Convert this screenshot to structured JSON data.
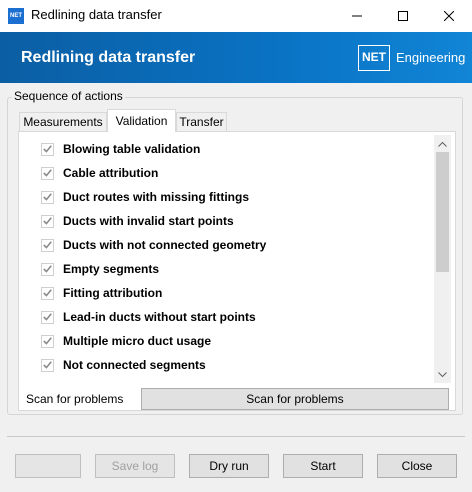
{
  "window": {
    "title": "Redlining data transfer",
    "app_icon_text": "NET"
  },
  "banner": {
    "title": "Redlining data transfer",
    "logo_text": "NET",
    "logo_label": "Engineering",
    "color": "#0a73c4"
  },
  "group": {
    "label": "Sequence of actions"
  },
  "tabs": [
    {
      "label": "Measurements",
      "active": false
    },
    {
      "label": "Validation",
      "active": true
    },
    {
      "label": "Transfer",
      "active": false
    }
  ],
  "validation_items": [
    {
      "label": "Blowing table validation",
      "checked": true
    },
    {
      "label": "Cable attribution",
      "checked": true
    },
    {
      "label": "Duct routes with missing fittings",
      "checked": true
    },
    {
      "label": "Ducts with invalid start points",
      "checked": true
    },
    {
      "label": "Ducts with not connected geometry",
      "checked": true
    },
    {
      "label": "Empty segments",
      "checked": true
    },
    {
      "label": "Fitting attribution",
      "checked": true
    },
    {
      "label": "Lead-in ducts without start points",
      "checked": true
    },
    {
      "label": "Multiple micro duct usage",
      "checked": true
    },
    {
      "label": "Not connected segments",
      "checked": true
    }
  ],
  "scan": {
    "label": "Scan for problems",
    "button": "Scan for problems"
  },
  "footer": {
    "blank_button": "",
    "save_log": "Save log",
    "dry_run": "Dry run",
    "start": "Start",
    "close": "Close"
  }
}
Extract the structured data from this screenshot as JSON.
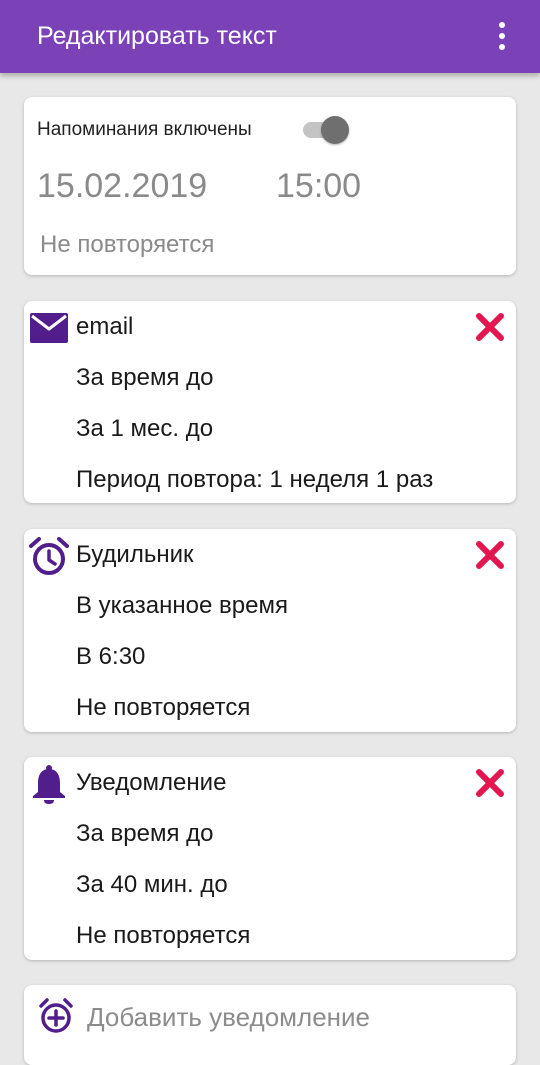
{
  "colors": {
    "accent": "#7b42b8",
    "icon_purple": "#521e8c",
    "delete_red": "#e3174f",
    "muted_text": "#8a8a8a"
  },
  "header": {
    "title": "Редактировать текст",
    "menu_icon": "more-vert-icon"
  },
  "reminder": {
    "label": "Напоминания включены",
    "enabled": true,
    "date": "15.02.2019",
    "time": "15:00",
    "repeat": "Не повторяется"
  },
  "notifications": [
    {
      "icon": "email-icon",
      "title": "email",
      "line1": "За время до",
      "line2": "За 1 мес. до",
      "line3": "Период повтора: 1 неделя 1 раз"
    },
    {
      "icon": "alarm-icon",
      "title": "Будильник",
      "line1": "В указанное время",
      "line2": "В 6:30",
      "line3": "Не повторяется"
    },
    {
      "icon": "bell-icon",
      "title": "Уведомление",
      "line1": "За время до",
      "line2": "За 40 мин. до",
      "line3": "Не повторяется"
    }
  ],
  "add": {
    "icon": "alarm-add-icon",
    "label": "Добавить уведомление"
  }
}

********

AIM: Make an exact copy of all the material, but keep the pictures out of it.

ANSWER TO THE PROBLEM:
Convert this screenshot to structured JSON data.
{
  "window": {
    "title": "Redlining data transfer",
    "app_icon_text": "NET"
  },
  "banner": {
    "title": "Redlining data transfer",
    "logo_text": "NET",
    "logo_label": "Engineering",
    "color": "#0a73c4"
  },
  "group": {
    "label": "Sequence of actions"
  },
  "tabs": [
    {
      "label": "Measurements",
      "active": false
    },
    {
      "label": "Validation",
      "active": true
    },
    {
      "label": "Transfer",
      "active": false
    }
  ],
  "validation_items": [
    {
      "label": "Blowing table validation",
      "checked": true
    },
    {
      "label": "Cable attribution",
      "checked": true
    },
    {
      "label": "Duct routes with missing fittings",
      "checked": true
    },
    {
      "label": "Ducts with invalid start points",
      "checked": true
    },
    {
      "label": "Ducts with not connected geometry",
      "checked": true
    },
    {
      "label": "Empty segments",
      "checked": true
    },
    {
      "label": "Fitting attribution",
      "checked": true
    },
    {
      "label": "Lead-in ducts without start points",
      "checked": true
    },
    {
      "label": "Multiple micro duct usage",
      "checked": true
    },
    {
      "label": "Not connected segments",
      "checked": true
    }
  ],
  "scan": {
    "label": "Scan for problems",
    "button": "Scan for problems"
  },
  "footer": {
    "blank_button": "",
    "save_log": "Save log",
    "dry_run": "Dry run",
    "start": "Start",
    "close": "Close"
  }
}
Extract the structured data from this screenshot as JSON.
{
  "colors": {
    "accent": "#7b42b8",
    "icon_purple": "#521e8c",
    "delete_red": "#e3174f",
    "muted_text": "#8a8a8a"
  },
  "header": {
    "title": "Редактировать текст",
    "menu_icon": "more-vert-icon"
  },
  "reminder": {
    "label": "Напоминания включены",
    "enabled": true,
    "date": "15.02.2019",
    "time": "15:00",
    "repeat": "Не повторяется"
  },
  "notifications": [
    {
      "icon": "email-icon",
      "title": "email",
      "line1": "За время до",
      "line2": "За 1 мес. до",
      "line3": "Период повтора: 1 неделя 1 раз"
    },
    {
      "icon": "alarm-icon",
      "title": "Будильник",
      "line1": "В указанное время",
      "line2": "В 6:30",
      "line3": "Не повторяется"
    },
    {
      "icon": "bell-icon",
      "title": "Уведомление",
      "line1": "За время до",
      "line2": "За 40 мин. до",
      "line3": "Не повторяется"
    }
  ],
  "add": {
    "icon": "alarm-add-icon",
    "label": "Добавить уведомление"
  }
}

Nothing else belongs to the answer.